:: RECORDS FOR THE TASK ::
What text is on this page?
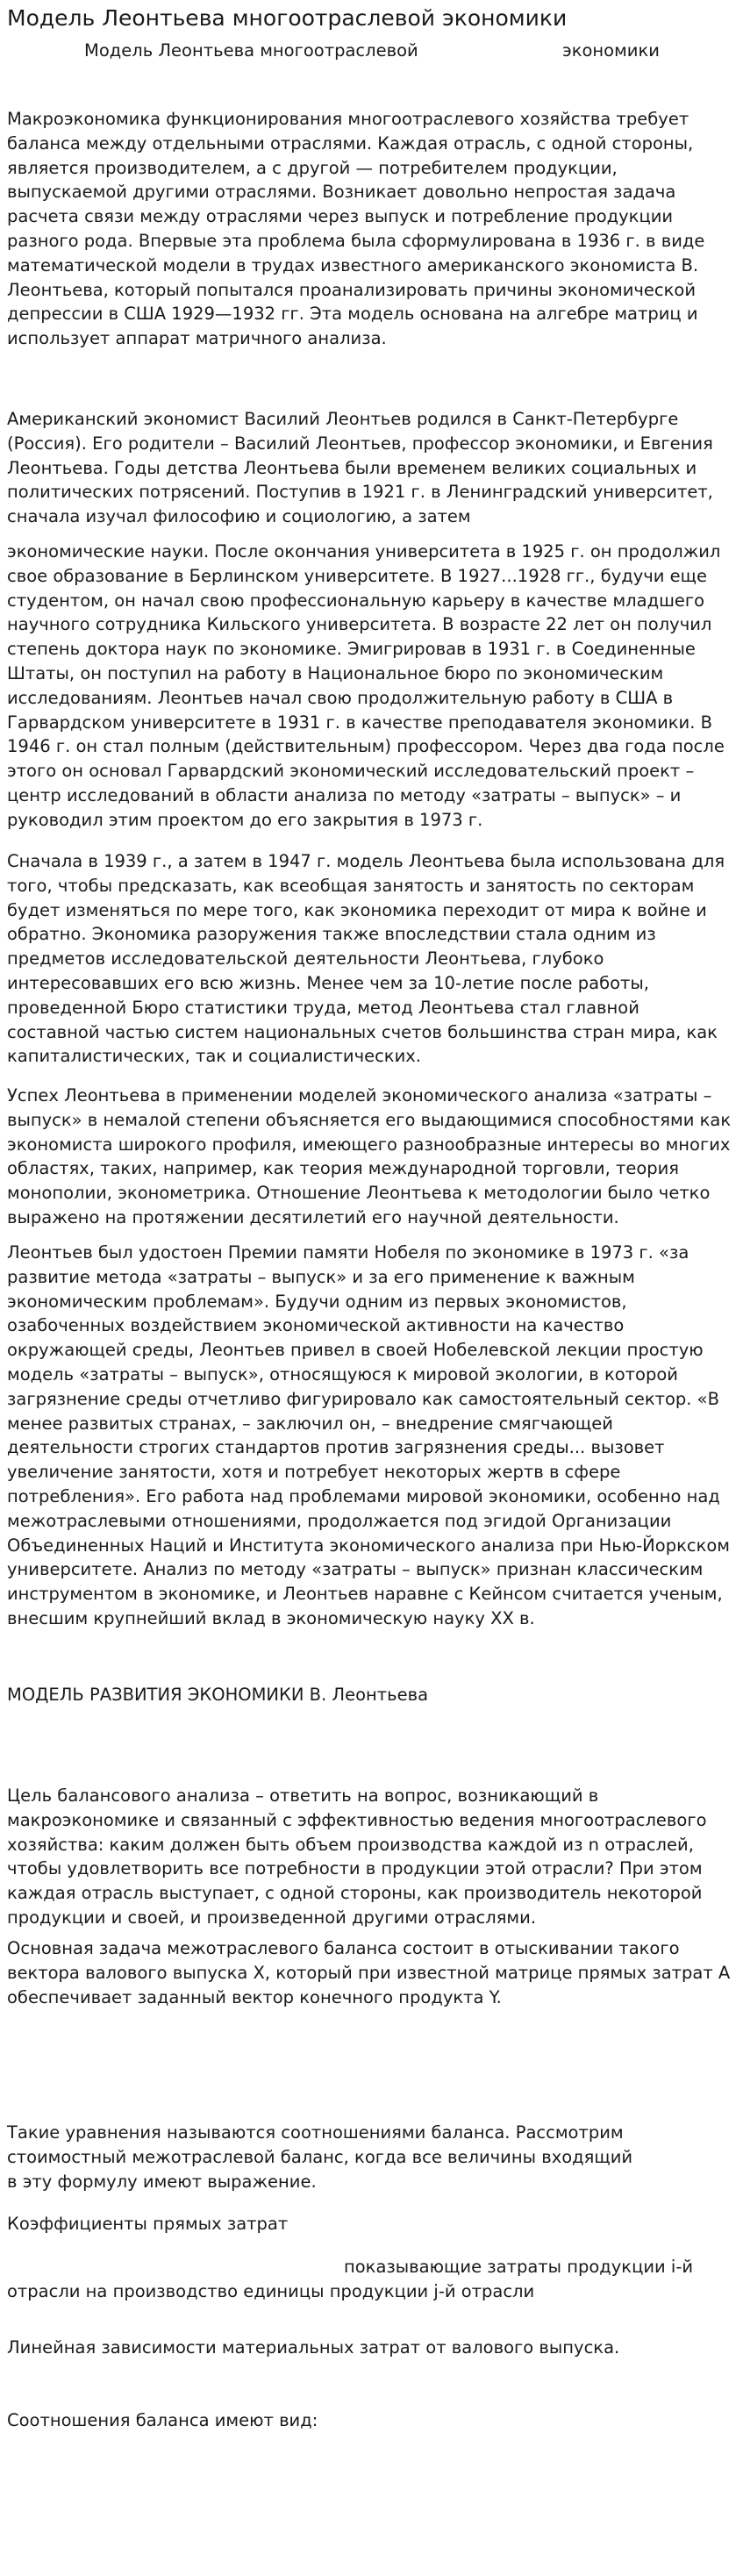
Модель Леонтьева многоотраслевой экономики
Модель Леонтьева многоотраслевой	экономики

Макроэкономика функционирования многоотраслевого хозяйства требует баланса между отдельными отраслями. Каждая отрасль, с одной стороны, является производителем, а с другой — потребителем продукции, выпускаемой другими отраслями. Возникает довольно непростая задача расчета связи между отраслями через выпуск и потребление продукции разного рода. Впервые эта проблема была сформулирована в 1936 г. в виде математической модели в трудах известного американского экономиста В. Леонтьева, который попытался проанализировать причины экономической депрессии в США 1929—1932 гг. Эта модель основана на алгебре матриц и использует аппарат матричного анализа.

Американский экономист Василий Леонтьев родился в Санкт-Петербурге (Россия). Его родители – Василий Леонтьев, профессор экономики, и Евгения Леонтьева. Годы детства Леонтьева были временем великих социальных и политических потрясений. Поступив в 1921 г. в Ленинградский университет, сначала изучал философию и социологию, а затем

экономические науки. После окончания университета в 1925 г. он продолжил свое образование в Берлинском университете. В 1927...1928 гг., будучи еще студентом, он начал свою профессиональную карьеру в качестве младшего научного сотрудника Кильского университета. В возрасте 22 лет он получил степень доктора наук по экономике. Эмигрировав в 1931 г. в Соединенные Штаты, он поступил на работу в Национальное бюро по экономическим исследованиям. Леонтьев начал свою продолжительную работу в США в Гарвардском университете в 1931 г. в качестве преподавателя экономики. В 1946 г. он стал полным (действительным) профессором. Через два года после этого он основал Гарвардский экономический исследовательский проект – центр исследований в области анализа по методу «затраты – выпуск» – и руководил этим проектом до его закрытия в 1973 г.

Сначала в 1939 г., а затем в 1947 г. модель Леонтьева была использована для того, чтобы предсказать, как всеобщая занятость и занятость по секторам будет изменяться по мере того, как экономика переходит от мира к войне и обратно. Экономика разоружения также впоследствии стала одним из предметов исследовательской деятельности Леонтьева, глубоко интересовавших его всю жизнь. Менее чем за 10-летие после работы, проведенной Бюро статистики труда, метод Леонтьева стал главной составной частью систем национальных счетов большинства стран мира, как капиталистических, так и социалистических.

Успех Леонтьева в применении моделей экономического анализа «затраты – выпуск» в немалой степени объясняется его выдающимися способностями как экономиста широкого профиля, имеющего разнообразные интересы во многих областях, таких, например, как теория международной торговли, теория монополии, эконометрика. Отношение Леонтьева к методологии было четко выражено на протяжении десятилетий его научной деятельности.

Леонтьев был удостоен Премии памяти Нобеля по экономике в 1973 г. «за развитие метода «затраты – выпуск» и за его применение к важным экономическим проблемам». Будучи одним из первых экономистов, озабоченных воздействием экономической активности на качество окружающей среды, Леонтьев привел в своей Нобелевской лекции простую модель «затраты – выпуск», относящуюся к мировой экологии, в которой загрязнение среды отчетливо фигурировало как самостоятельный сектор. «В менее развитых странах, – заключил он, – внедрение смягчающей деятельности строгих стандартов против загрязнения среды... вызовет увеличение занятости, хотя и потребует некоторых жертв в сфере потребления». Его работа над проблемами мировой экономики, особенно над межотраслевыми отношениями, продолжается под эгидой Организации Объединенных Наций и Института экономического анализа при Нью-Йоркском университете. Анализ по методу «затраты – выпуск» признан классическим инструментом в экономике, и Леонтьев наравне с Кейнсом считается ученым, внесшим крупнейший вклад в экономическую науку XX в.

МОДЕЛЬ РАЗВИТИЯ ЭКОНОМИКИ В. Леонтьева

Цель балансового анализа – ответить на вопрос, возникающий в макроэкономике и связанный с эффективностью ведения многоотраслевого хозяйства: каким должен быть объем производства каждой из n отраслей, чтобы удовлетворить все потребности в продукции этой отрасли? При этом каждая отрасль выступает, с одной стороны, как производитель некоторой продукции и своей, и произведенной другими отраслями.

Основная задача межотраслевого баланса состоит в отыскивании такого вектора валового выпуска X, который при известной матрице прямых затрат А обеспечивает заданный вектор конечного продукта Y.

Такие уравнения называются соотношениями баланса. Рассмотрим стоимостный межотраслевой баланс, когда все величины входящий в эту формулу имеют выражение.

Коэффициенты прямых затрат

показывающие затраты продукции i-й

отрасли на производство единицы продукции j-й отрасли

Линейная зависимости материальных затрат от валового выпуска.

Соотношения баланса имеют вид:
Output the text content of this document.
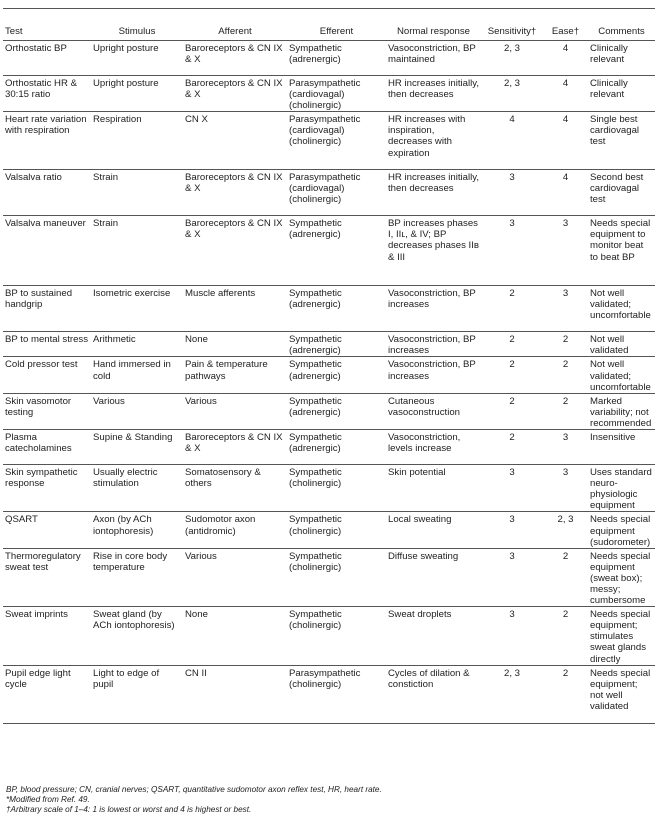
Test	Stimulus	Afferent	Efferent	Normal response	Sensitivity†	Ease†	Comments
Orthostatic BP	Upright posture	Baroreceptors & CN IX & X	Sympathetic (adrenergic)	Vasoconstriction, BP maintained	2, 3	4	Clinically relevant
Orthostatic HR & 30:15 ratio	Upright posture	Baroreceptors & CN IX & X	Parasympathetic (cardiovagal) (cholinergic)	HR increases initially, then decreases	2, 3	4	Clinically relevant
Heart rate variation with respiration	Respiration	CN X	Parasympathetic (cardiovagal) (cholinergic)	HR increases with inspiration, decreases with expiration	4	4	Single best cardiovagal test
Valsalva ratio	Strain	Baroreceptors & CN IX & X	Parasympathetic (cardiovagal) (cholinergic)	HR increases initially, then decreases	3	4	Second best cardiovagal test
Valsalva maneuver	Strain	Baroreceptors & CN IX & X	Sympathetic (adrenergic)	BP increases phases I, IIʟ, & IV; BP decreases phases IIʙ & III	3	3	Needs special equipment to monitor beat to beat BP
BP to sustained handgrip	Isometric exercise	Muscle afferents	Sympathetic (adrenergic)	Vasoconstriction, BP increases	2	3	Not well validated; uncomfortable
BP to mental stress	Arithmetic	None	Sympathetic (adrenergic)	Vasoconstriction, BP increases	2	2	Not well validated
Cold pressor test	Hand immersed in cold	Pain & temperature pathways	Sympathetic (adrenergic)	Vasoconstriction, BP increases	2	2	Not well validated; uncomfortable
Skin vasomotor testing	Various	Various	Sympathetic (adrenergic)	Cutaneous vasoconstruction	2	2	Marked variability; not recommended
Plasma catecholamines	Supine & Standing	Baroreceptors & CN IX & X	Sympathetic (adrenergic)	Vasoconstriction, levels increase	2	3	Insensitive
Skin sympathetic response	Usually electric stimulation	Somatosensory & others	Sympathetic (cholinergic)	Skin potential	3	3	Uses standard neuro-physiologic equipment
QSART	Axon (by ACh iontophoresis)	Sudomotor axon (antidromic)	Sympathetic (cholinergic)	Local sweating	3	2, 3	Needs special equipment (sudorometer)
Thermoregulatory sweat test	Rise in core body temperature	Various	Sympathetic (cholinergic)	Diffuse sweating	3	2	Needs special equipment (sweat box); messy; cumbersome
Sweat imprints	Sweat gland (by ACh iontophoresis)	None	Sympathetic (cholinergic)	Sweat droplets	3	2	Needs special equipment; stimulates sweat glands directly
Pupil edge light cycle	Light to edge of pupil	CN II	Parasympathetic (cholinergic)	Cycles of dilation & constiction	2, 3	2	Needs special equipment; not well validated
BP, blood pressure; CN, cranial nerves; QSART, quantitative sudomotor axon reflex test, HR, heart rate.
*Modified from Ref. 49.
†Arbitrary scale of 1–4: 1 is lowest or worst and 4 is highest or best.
:::
*GIVEN PROBLEM*
Leave out the pictures and give the listing above again exactly.

*ANSWER*
What text is on this page?
Модель Леонтьева многоотраслевой экономики
Модель Леонтьева многоотраслевой	экономики

Макроэкономика функционирования многоотраслевого хозяйства требует баланса между отдельными отраслями. Каждая отрасль, с одной стороны, является производителем, а с другой — потребителем продукции, выпускаемой другими отраслями. Возникает довольно непростая задача расчета связи между отраслями через выпуск и потребление продукции разного рода. Впервые эта проблема была сформулирована в 1936 г. в виде математической модели в трудах известного американского экономиста В. Леонтьева, который попытался проанализировать причины экономической депрессии в США 1929—1932 гг. Эта модель основана на алгебре матриц и использует аппарат матричного анализа.

Американский экономист Василий Леонтьев родился в Санкт-Петербурге (Россия). Его родители – Василий Леонтьев, профессор экономики, и Евгения Леонтьева. Годы детства Леонтьева были временем великих социальных и политических потрясений. Поступив в 1921 г. в Ленинградский университет, сначала изучал философию и социологию, а затем

экономические науки. После окончания университета в 1925 г. он продолжил свое образование в Берлинском университете. В 1927...1928 гг., будучи еще студентом, он начал свою профессиональную карьеру в качестве младшего научного сотрудника Кильского университета. В возрасте 22 лет он получил степень доктора наук по экономике. Эмигрировав в 1931 г. в Соединенные Штаты, он поступил на работу в Национальное бюро по экономическим исследованиям. Леонтьев начал свою продолжительную работу в США в Гарвардском университете в 1931 г. в качестве преподавателя экономики. В 1946 г. он стал полным (действительным) профессором. Через два года после этого он основал Гарвардский экономический исследовательский проект – центр исследований в области анализа по методу «затраты – выпуск» – и руководил этим проектом до его закрытия в 1973 г.

Сначала в 1939 г., а затем в 1947 г. модель Леонтьева была использована для того, чтобы предсказать, как всеобщая занятость и занятость по секторам будет изменяться по мере того, как экономика переходит от мира к войне и обратно. Экономика разоружения также впоследствии стала одним из предметов исследовательской деятельности Леонтьева, глубоко интересовавших его всю жизнь. Менее чем за 10-летие после работы, проведенной Бюро статистики труда, метод Леонтьева стал главной составной частью систем национальных счетов большинства стран мира, как капиталистических, так и социалистических.

Успех Леонтьева в применении моделей экономического анализа «затраты – выпуск» в немалой степени объясняется его выдающимися способностями как экономиста широкого профиля, имеющего разнообразные интересы во многих областях, таких, например, как теория международной торговли, теория монополии, эконометрика. Отношение Леонтьева к методологии было четко выражено на протяжении десятилетий его научной деятельности.

Леонтьев был удостоен Премии памяти Нобеля по экономике в 1973 г. «за развитие метода «затраты – выпуск» и за его применение к важным экономическим проблемам». Будучи одним из первых экономистов, озабоченных воздействием экономической активности на качество окружающей среды, Леонтьев привел в своей Нобелевской лекции простую модель «затраты – выпуск», относящуюся к мировой экологии, в которой загрязнение среды отчетливо фигурировало как самостоятельный сектор. «В менее развитых странах, – заключил он, – внедрение смягчающей деятельности строгих стандартов против загрязнения среды... вызовет увеличение занятости, хотя и потребует некоторых жертв в сфере потребления». Его работа над проблемами мировой экономики, особенно над межотраслевыми отношениями, продолжается под эгидой Организации Объединенных Наций и Института экономического анализа при Нью-Йоркском университете. Анализ по методу «затраты – выпуск» признан классическим инструментом в экономике, и Леонтьев наравне с Кейнсом считается ученым, внесшим крупнейший вклад в экономическую науку XX в.

МОДЕЛЬ РАЗВИТИЯ ЭКОНОМИКИ В. Леонтьева

Цель балансового анализа – ответить на вопрос, возникающий в макроэкономике и связанный с эффективностью ведения многоотраслевого хозяйства: каким должен быть объем производства каждой из n отраслей, чтобы удовлетворить все потребности в продукции этой отрасли? При этом каждая отрасль выступает, с одной стороны, как производитель некоторой продукции и своей, и произведенной другими отраслями.

Основная задача межотраслевого баланса состоит в отыскивании такого вектора валового выпуска X, который при известной матрице прямых затрат А обеспечивает заданный вектор конечного продукта Y.

Такие уравнения называются соотношениями баланса. Рассмотрим стоимостный межотраслевой баланс, когда все величины входящий в эту формулу имеют выражение.

Коэффициенты прямых затрат

показывающие затраты продукции i-й

отрасли на производство единицы продукции j-й отрасли

Линейная зависимости материальных затрат от валового выпуска.

Соотношения баланса имеют вид:
Output the text content of this document.
Test	Stimulus	Afferent	Efferent	Normal response	Sensitivity†	Ease†	Comments
Orthostatic BP	Upright posture	Baroreceptors & CN IX & X	Sympathetic (adrenergic)	Vasoconstriction, BP maintained	2, 3	4	Clinically relevant
Orthostatic HR & 30:15 ratio	Upright posture	Baroreceptors & CN IX & X	Parasympathetic (cardiovagal) (cholinergic)	HR increases initially, then decreases	2, 3	4	Clinically relevant
Heart rate variation with respiration	Respiration	CN X	Parasympathetic (cardiovagal) (cholinergic)	HR increases with inspiration, decreases with expiration	4	4	Single best cardiovagal test
Valsalva ratio	Strain	Baroreceptors & CN IX & X	Parasympathetic (cardiovagal) (cholinergic)	HR increases initially, then decreases	3	4	Second best cardiovagal test
Valsalva maneuver	Strain	Baroreceptors & CN IX & X	Sympathetic (adrenergic)	BP increases phases I, IIʟ, & IV; BP decreases phases IIʙ & III	3	3	Needs special equipment to monitor beat to beat BP
BP to sustained handgrip	Isometric exercise	Muscle afferents	Sympathetic (adrenergic)	Vasoconstriction, BP increases	2	3	Not well validated; uncomfortable
BP to mental stress	Arithmetic	None	Sympathetic (adrenergic)	Vasoconstriction, BP increases	2	2	Not well validated
Cold pressor test	Hand immersed in cold	Pain & temperature pathways	Sympathetic (adrenergic)	Vasoconstriction, BP increases	2	2	Not well validated; uncomfortable
Skin vasomotor testing	Various	Various	Sympathetic (adrenergic)	Cutaneous vasoconstruction	2	2	Marked variability; not recommended
Plasma catecholamines	Supine & Standing	Baroreceptors & CN IX & X	Sympathetic (adrenergic)	Vasoconstriction, levels increase	2	3	Insensitive
Skin sympathetic response	Usually electric stimulation	Somatosensory & others	Sympathetic (cholinergic)	Skin potential	3	3	Uses standard neuro-physiologic equipment
QSART	Axon (by ACh iontophoresis)	Sudomotor axon (antidromic)	Sympathetic (cholinergic)	Local sweating	3	2, 3	Needs special equipment (sudorometer)
Thermoregulatory sweat test	Rise in core body temperature	Various	Sympathetic (cholinergic)	Diffuse sweating	3	2	Needs special equipment (sweat box); messy; cumbersome
Sweat imprints	Sweat gland (by ACh iontophoresis)	None	Sympathetic (cholinergic)	Sweat droplets	3	2	Needs special equipment; stimulates sweat glands directly
Pupil edge light cycle	Light to edge of pupil	CN II	Parasympathetic (cholinergic)	Cycles of dilation & constiction	2, 3	2	Needs special equipment; not well validated
BP, blood pressure; CN, cranial nerves; QSART, quantitative sudomotor axon reflex test, HR, heart rate.
*Modified from Ref. 49.
†Arbitrary scale of 1–4: 1 is lowest or worst and 4 is highest or best.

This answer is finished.